*** Provided records ***
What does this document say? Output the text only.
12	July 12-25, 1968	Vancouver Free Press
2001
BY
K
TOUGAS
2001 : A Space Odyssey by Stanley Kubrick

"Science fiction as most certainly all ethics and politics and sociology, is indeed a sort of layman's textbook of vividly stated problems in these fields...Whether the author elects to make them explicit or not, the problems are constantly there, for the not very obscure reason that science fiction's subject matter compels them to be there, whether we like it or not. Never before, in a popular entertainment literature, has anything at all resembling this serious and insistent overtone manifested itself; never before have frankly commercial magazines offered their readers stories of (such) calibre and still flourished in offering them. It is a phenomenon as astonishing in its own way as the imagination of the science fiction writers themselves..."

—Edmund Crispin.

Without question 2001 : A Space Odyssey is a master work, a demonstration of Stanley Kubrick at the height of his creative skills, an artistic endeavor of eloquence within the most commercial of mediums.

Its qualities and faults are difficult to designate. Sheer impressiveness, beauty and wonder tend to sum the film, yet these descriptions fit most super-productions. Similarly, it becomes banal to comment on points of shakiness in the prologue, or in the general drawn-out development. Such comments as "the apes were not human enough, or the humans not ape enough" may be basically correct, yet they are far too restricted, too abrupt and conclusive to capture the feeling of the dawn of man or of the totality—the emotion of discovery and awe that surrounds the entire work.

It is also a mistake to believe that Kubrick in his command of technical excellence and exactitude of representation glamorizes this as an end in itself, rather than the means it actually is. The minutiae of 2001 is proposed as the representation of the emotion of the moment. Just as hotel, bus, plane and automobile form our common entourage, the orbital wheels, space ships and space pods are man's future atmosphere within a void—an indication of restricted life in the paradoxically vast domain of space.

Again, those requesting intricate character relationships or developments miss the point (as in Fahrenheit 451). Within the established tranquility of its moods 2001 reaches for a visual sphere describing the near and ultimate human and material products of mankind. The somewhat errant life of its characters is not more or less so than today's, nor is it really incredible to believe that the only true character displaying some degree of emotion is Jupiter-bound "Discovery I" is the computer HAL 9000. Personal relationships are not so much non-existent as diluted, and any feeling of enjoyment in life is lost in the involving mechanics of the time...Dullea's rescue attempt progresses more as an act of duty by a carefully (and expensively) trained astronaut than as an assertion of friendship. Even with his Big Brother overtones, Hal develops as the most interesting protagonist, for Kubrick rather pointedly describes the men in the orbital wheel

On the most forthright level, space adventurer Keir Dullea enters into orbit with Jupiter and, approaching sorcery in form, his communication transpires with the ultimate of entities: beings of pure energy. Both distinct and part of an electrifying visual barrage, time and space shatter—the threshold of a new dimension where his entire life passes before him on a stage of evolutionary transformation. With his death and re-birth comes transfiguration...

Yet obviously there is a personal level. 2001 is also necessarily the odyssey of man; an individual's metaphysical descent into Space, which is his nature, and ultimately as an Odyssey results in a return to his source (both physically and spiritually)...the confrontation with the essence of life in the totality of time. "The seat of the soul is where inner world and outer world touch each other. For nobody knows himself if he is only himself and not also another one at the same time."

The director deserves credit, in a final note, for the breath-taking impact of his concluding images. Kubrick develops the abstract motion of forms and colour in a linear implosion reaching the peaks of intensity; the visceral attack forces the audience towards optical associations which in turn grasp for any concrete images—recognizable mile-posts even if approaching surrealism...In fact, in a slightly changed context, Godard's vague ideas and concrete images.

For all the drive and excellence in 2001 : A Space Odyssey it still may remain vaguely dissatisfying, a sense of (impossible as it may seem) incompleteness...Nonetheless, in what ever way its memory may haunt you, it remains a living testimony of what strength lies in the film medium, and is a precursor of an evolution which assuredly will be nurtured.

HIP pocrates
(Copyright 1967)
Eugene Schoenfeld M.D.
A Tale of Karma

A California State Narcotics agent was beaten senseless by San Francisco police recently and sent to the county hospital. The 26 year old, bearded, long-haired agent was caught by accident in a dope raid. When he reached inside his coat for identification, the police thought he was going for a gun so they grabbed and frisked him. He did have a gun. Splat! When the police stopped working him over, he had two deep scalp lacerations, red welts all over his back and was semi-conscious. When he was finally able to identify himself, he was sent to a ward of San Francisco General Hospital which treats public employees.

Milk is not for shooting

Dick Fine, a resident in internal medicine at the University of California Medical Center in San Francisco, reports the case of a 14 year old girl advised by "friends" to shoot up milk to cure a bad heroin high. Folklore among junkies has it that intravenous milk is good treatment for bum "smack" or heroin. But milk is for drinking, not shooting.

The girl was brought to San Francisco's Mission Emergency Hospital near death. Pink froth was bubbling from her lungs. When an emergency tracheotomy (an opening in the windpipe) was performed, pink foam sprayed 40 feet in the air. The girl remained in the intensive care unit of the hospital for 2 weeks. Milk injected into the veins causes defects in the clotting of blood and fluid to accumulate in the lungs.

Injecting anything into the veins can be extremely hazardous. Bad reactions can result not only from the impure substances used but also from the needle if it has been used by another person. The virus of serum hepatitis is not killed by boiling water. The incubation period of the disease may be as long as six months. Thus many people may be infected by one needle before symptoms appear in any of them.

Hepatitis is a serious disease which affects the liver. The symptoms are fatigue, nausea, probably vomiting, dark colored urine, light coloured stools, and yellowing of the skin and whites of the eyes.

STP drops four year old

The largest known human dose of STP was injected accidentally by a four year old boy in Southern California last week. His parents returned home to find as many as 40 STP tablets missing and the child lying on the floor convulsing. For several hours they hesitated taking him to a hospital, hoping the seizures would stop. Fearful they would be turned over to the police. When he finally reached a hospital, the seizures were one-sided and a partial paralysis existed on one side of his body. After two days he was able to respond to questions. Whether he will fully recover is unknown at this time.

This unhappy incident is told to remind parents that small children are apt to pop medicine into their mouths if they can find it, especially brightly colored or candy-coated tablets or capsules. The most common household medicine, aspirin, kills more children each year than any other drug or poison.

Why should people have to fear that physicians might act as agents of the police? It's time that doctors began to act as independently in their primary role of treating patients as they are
*** End of Provided records ***
▶ **Exercise**
Please list every line of the records that contains "shooting".

▶ **Reply**
Milk is not for shooting
Dick Fine, a resident in internal medicine at the University of California Medical Center in San Francisco, reports the case of a 14 year old girl advised by "friends" to shoot up milk to cure a bad heroin high. Folklore among junkies has it that intravenous milk is good treatment for bum "smack" or heroin. But milk is for drinking, not shooting.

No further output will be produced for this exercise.